MATERIAL TO PROCESS:
<<<<

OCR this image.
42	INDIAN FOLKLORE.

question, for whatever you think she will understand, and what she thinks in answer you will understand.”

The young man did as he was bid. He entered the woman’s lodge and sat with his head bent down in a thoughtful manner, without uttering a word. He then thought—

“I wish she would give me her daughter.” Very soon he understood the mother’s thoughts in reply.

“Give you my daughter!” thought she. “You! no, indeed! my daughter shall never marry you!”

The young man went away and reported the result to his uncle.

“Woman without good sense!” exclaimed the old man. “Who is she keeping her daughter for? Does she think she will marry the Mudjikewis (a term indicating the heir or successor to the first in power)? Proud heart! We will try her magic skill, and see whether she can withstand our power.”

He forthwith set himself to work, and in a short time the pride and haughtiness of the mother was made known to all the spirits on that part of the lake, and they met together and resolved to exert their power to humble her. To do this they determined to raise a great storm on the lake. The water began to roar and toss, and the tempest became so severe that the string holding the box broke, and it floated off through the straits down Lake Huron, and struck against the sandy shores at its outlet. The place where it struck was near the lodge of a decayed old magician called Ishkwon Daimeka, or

>>>>

REQUIREMENT: Restate every line of the data word for word.

REPLY TO THE EXERCISE:
OCR this image.
42	INDIAN FOLKLORE.

question, for whatever you think she will understand, and what she thinks in answer you will understand.”

The young man did as he was bid. He entered the woman’s lodge and sat with his head bent down in a thoughtful manner, without uttering a word. He then thought—

“I wish she would give me her daughter.” Very soon he understood the mother’s thoughts in reply.

“Give you my daughter!” thought she. “You! no, indeed! my daughter shall never marry you!”

The young man went away and reported the result to his uncle.

“Woman without good sense!” exclaimed the old man. “Who is she keeping her daughter for? Does she think she will marry the Mudjikewis (a term indicating the heir or successor to the first in power)? Proud heart! We will try her magic skill, and see whether she can withstand our power.”

He forthwith set himself to work, and in a short time the pride and haughtiness of the mother was made known to all the spirits on that part of the lake, and they met together and resolved to exert their power to humble her. To do this they determined to raise a great storm on the lake. The water began to roar and toss, and the tempest became so severe that the string holding the box broke, and it floated off through the straits down Lake Huron, and struck against the sandy shores at its outlet. The place where it struck was near the lodge of a decayed old magician called Ishkwon Daimeka, or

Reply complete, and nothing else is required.